*What you will do*
Read the records below. Copy each line where the string "انتخاب" occurs.

— Start Extracted data —

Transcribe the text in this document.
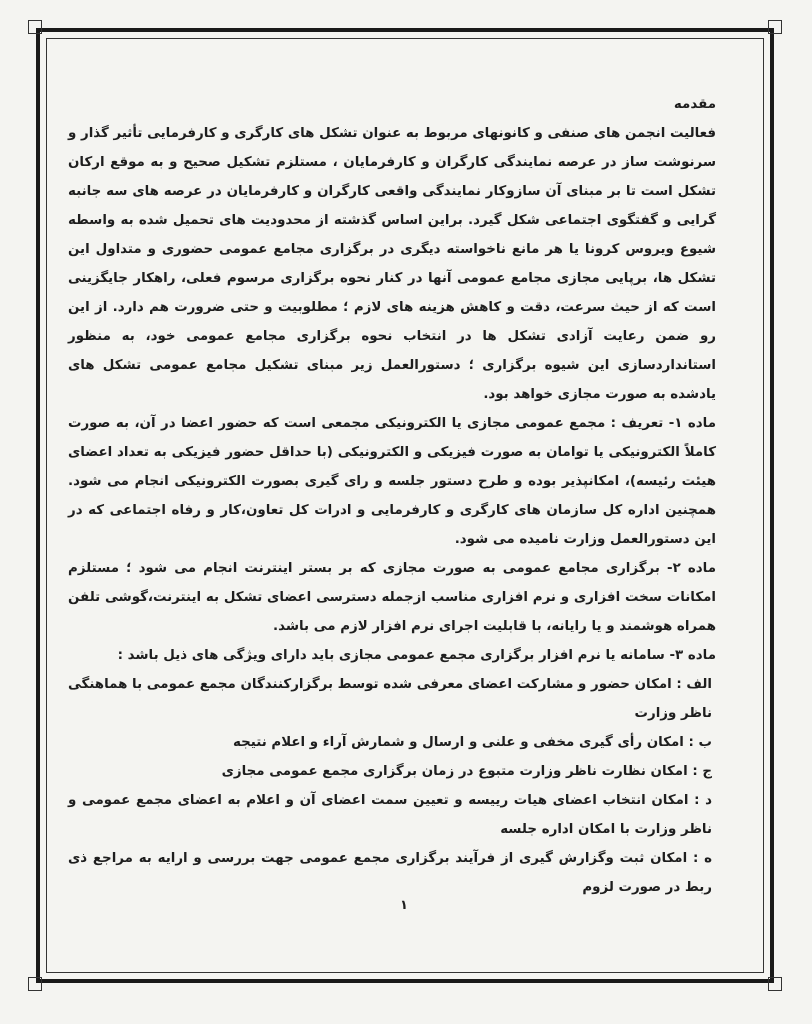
مقدمه

فعالیت انجمن های صنفی و کانونهای مربوط به عنوان تشکل های کارگری و کارفرمایی تأثیر گذار و سرنوشت ساز در عرصه نمایندگی کارگران و کارفرمایان ، مستلزم تشکیل صحیح و به موقع ارکان تشکل است تا بر مبنای آن سازوکار نمایندگی واقعی کارگران و کارفرمایان در عرصه های سه جانبه گرایی و گفتگوی اجتماعی شکل گیرد. براین اساس گذشته از محدودیت های تحمیل شده به واسطه شیوع ویروس کرونا یا هر مانع ناخواسته دیگری در برگزاری مجامع عمومی حضوری و متداول این تشکل ها، برپایی مجازی مجامع عمومی آنها در کنار نحوه برگزاری مرسوم فعلی، راهکار جایگزینی است که از حیث سرعت، دقت و کاهش هزینه های لازم ؛ مطلوبیت و حتی ضرورت هم دارد. از این رو ضمن رعایت آزادی تشکل ها در انتخاب نحوه برگزاری مجامع عمومی خود، به منظور استانداردسازی این شیوه برگزاری ؛ دستورالعمل زیر مبنای تشکیل مجامع عمومی تشکل های یادشده به صورت مجازی خواهد بود.

ماده ۱- تعریف : مجمع عمومی مجازی یا الکترونیکی مجمعی است که حضور اعضا در آن، به صورت کاملاً الکترونیکی یا توامان به صورت فیزیکی و الکترونیکی (با حداقل حضور فیزیکی به تعداد اعضای هیئت رئیسه)، امکانپذیر بوده و طرح دستور جلسه و رای گیری بصورت الکترونیکی انجام می شود. همچنین اداره کل سازمان های کارگری و کارفرمایی و ادرات کل تعاون،کار و رفاه اجتماعی که در این دستورالعمل وزارت نامیده می شود.

ماده ۲- برگزاری مجامع عمومی به صورت مجازی که بر بستر اینترنت انجام می شود ؛ مستلزم امکانات سخت افزاری و نرم افزاری مناسب ازجمله دسترسی اعضای تشکل به اینترنت،گوشی تلفن همراه هوشمند و یا رایانه، با قابلیت اجرای نرم افزار لازم می باشد.

ماده ۳- سامانه یا نرم افزار برگزاری مجمع عمومی مجازی باید دارای ویژگی های ذیل باشد :

الف : امکان حضور و مشارکت اعضای معرفی شده توسط برگزارکنندگان مجمع عمومی با هماهنگی ناظر وزارت

ب : امکان رأی گیری مخفی و علنی و ارسال و شمارش آراء و اعلام نتیجه

ج : امکان نظارت ناظر وزارت متبوع در زمان برگزاری مجمع عمومی مجازی

د : امکان انتخاب اعضای هیات رییسه و تعیین سمت اعضای آن و اعلام به اعضای مجمع عمومی و ناظر وزارت با امکان اداره جلسه

ه : امکان ثبت وگزارش گیری از فرآیند برگزاری مجمع عمومی جهت بررسی و ارایه به مراجع ذی ربط در صورت لزوم

۱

— End Extracted data —

*Answer to the problem*
فعالیت انجمن های صنفی و کانونهای مربوط به عنوان تشکل های کارگری و کارفرمایی تأثیر گذار و سرنوشت ساز در عرصه نمایندگی کارگران و کارفرمایان ، مستلزم تشکیل صحیح و به موقع ارکان تشکل است تا بر مبنای آن سازوکار نمایندگی واقعی کارگران و کارفرمایان در عرصه های سه جانبه گرایی و گفتگوی اجتماعی شکل گیرد. براین اساس گذشته از محدودیت های تحمیل شده به واسطه شیوع ویروس کرونا یا هر مانع ناخواسته دیگری در برگزاری مجامع عمومی حضوری و متداول این تشکل ها، برپایی مجازی مجامع عمومی آنها در کنار نحوه برگزاری مرسوم فعلی، راهکار جایگزینی است که از حیث سرعت، دقت و کاهش هزینه های لازم ؛ مطلوبیت و حتی ضرورت هم دارد. از این رو ضمن رعایت آزادی تشکل ها در انتخاب نحوه برگزاری مجامع عمومی خود، به منظور استانداردسازی این شیوه برگزاری ؛ دستورالعمل زیر مبنای تشکیل مجامع عمومی تشکل های یادشده به صورت مجازی خواهد بود.
د : امکان انتخاب اعضای هیات رییسه و تعیین سمت اعضای آن و اعلام به اعضای مجمع عمومی و ناظر وزارت با امکان اداره جلسه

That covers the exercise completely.